• [Instructions for the task]: Everything in the listing except the pictures should be written out exactly.

• [Record list]:
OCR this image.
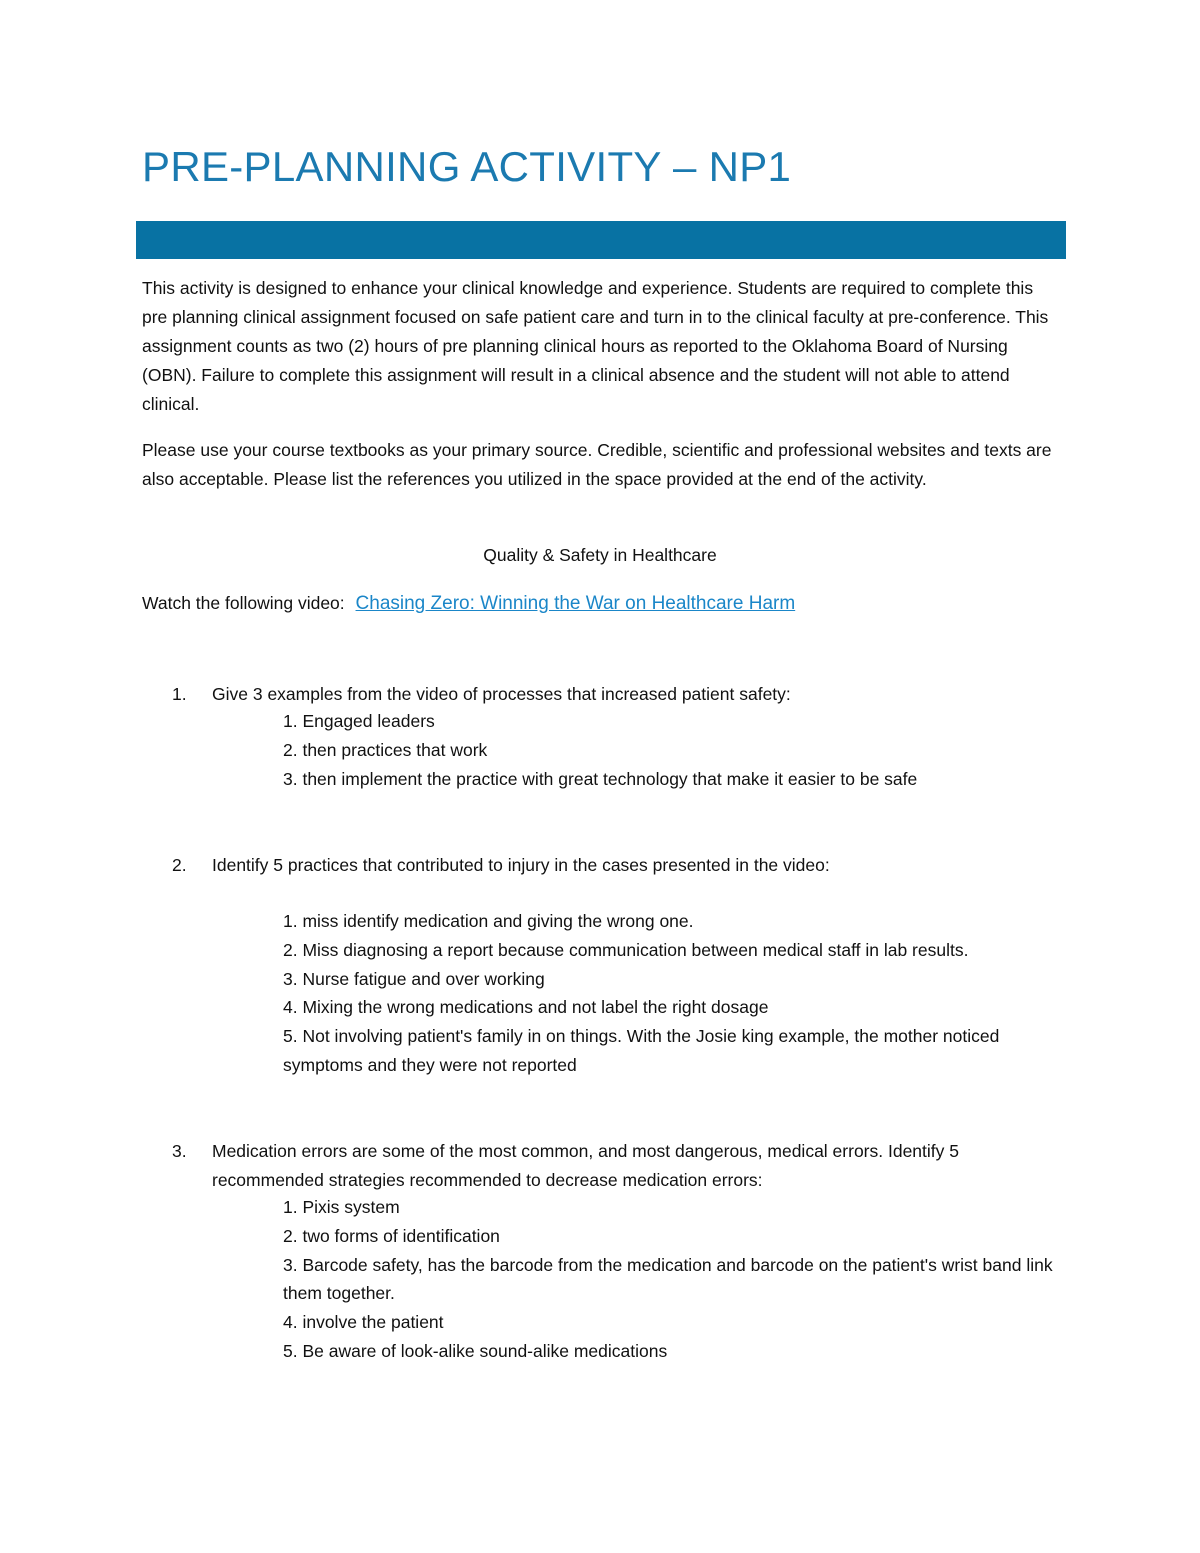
PRE-PLANNING ACTIVITY – NP1

This activity is designed to enhance your clinical knowledge and experience. Students are required to complete this pre planning clinical assignment focused on safe patient care and turn in to the clinical faculty at pre-conference. This assignment counts as two (2) hours of pre planning clinical hours as reported to the Oklahoma Board of Nursing (OBN). Failure to complete this assignment will result in a clinical absence and the student will not able to attend clinical.

Please use your course textbooks as your primary source. Credible, scientific and professional websites and texts are also acceptable. Please list the references you utilized in the space provided at the end of the activity.

Quality & Safety in Healthcare
Watch the following video: Chasing Zero: Winning the War on Healthcare Harm
1. Give 3 examples from the video of processes that increased patient safety:
1. Engaged leaders
2. then practices that work
3. then implement the practice with great technology that make it easier to be safe
2. Identify 5 practices that contributed to injury in the cases presented in the video:
1. miss identify medication and giving the wrong one.
2. Miss diagnosing a report because communication between medical staff in lab results.
3. Nurse fatigue and over working
4. Mixing the wrong medications and not label the right dosage
5. Not involving patient's family in on things. With the Josie king example, the mother noticed symptoms and they were not reported
3. Medication errors are some of the most common, and most dangerous, medical errors. Identify 5 recommended strategies recommended to decrease medication errors:
1. Pixis system
2. two forms of identification
3. Barcode safety, has the barcode from the medication and barcode on the patient's wrist band link them together.
4. involve the patient
5. Be aware of look-alike sound-alike medications
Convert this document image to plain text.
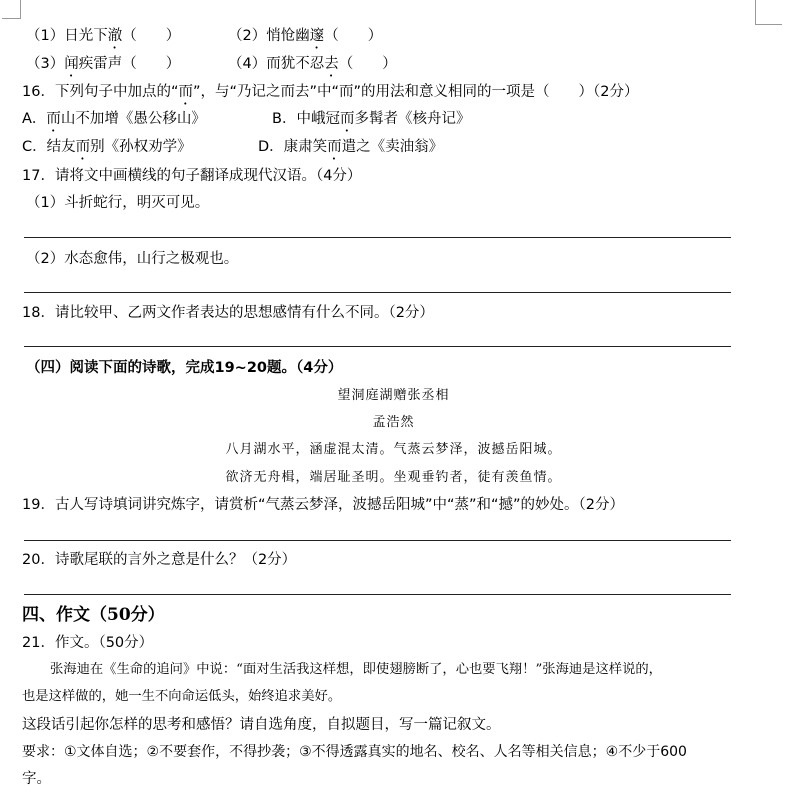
（1）日光下澈（　　）	（2）悄怆幽邃（　　）
（3）闻疾雷声（　　）	（4）而犹不忍去（　　）
16．下列句子中加点的“而”，与“乃记之而去”中“而”的用法和意义相同的一项是（　　）（2分）
A．而山不加增《愚公移山》	B．中峨冠而多髯者《核舟记》
C．结友而别《孙权劝学》	D．康肃笑而遣之《卖油翁》
17．请将文中画横线的句子翻译成现代汉语。（4分）
（1）斗折蛇行，明灭可见。
（2）水态愈伟，山行之极观也。
18．请比较甲、乙两文作者表达的思想感情有什么不同。（2分）
（四）阅读下面的诗歌，完成19~20题。（4分）
望洞庭湖赠张丞相
孟浩然
八月湖水平，涵虚混太清。气蒸云梦泽，波撼岳阳城。
欲济无舟楫，端居耻圣明。坐观垂钓者，徒有羡鱼情。
19．古人写诗填词讲究炼字，请赏析“气蒸云梦泽，波撼岳阳城”中“蒸”和“撼”的妙处。（2分）
20．诗歌尾联的言外之意是什么？（2分）
四、作文（50分）
21．作文。（50分）
张海迪在《生命的追问》中说：“面对生活我这样想，即使翅膀断了，心也要飞翔！”张海迪是这样说的，
也是这样做的，她一生不向命运低头，始终追求美好。
这段话引起你怎样的思考和感悟？请自选角度，自拟题目，写一篇记叙文。
要求：①文体自选；②不要套作，不得抄袭；③不得透露真实的地名、校名、人名等相关信息；④不少于600
字。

• [Task solution]:
OCR this image.
PRE-PLANNING ACTIVITY – NP1

This activity is designed to enhance your clinical knowledge and experience. Students are required to complete this pre planning clinical assignment focused on safe patient care and turn in to the clinical faculty at pre-conference. This assignment counts as two (2) hours of pre planning clinical hours as reported to the Oklahoma Board of Nursing (OBN). Failure to complete this assignment will result in a clinical absence and the student will not able to attend clinical.

Please use your course textbooks as your primary source. Credible, scientific and professional websites and texts are also acceptable. Please list the references you utilized in the space provided at the end of the activity.

Quality & Safety in Healthcare
Watch the following video: Chasing Zero: Winning the War on Healthcare Harm
1. Give 3 examples from the video of processes that increased patient safety:
1. Engaged leaders
2. then practices that work
3. then implement the practice with great technology that make it easier to be safe
2. Identify 5 practices that contributed to injury in the cases presented in the video:
1. miss identify medication and giving the wrong one.
2. Miss diagnosing a report because communication between medical staff in lab results.
3. Nurse fatigue and over working
4. Mixing the wrong medications and not label the right dosage
5. Not involving patient's family in on things. With the Josie king example, the mother noticed symptoms and they were not reported
3. Medication errors are some of the most common, and most dangerous, medical errors. Identify 5 recommended strategies recommended to decrease medication errors:
1. Pixis system
2. two forms of identification
3. Barcode safety, has the barcode from the medication and barcode on the patient's wrist band link them together.
4. involve the patient
5. Be aware of look-alike sound-alike medications
Convert this document image to plain text.
（1）日光下澈（　　）	（2）悄怆幽邃（　　）
（3）闻疾雷声（　　）	（4）而犹不忍去（　　）
16．下列句子中加点的“而”，与“乃记之而去”中“而”的用法和意义相同的一项是（　　）（2分）
A．而山不加增《愚公移山》	B．中峨冠而多髯者《核舟记》
C．结友而别《孙权劝学》	D．康肃笑而遣之《卖油翁》
17．请将文中画横线的句子翻译成现代汉语。（4分）
（1）斗折蛇行，明灭可见。
（2）水态愈伟，山行之极观也。
18．请比较甲、乙两文作者表达的思想感情有什么不同。（2分）
（四）阅读下面的诗歌，完成19~20题。（4分）
望洞庭湖赠张丞相
孟浩然
八月湖水平，涵虚混太清。气蒸云梦泽，波撼岳阳城。
欲济无舟楫，端居耻圣明。坐观垂钓者，徒有羡鱼情。
19．古人写诗填词讲究炼字，请赏析“气蒸云梦泽，波撼岳阳城”中“蒸”和“撼”的妙处。（2分）
20．诗歌尾联的言外之意是什么？（2分）
四、作文（50分）
21．作文。（50分）
张海迪在《生命的追问》中说：“面对生活我这样想，即使翅膀断了，心也要飞翔！”张海迪是这样说的，
也是这样做的，她一生不向命运低头，始终追求美好。
这段话引起你怎样的思考和感悟？请自选角度，自拟题目，写一篇记叙文。
要求：①文体自选；②不要套作，不得抄袭；③不得透露真实的地名、校名、人名等相关信息；④不少于600
字。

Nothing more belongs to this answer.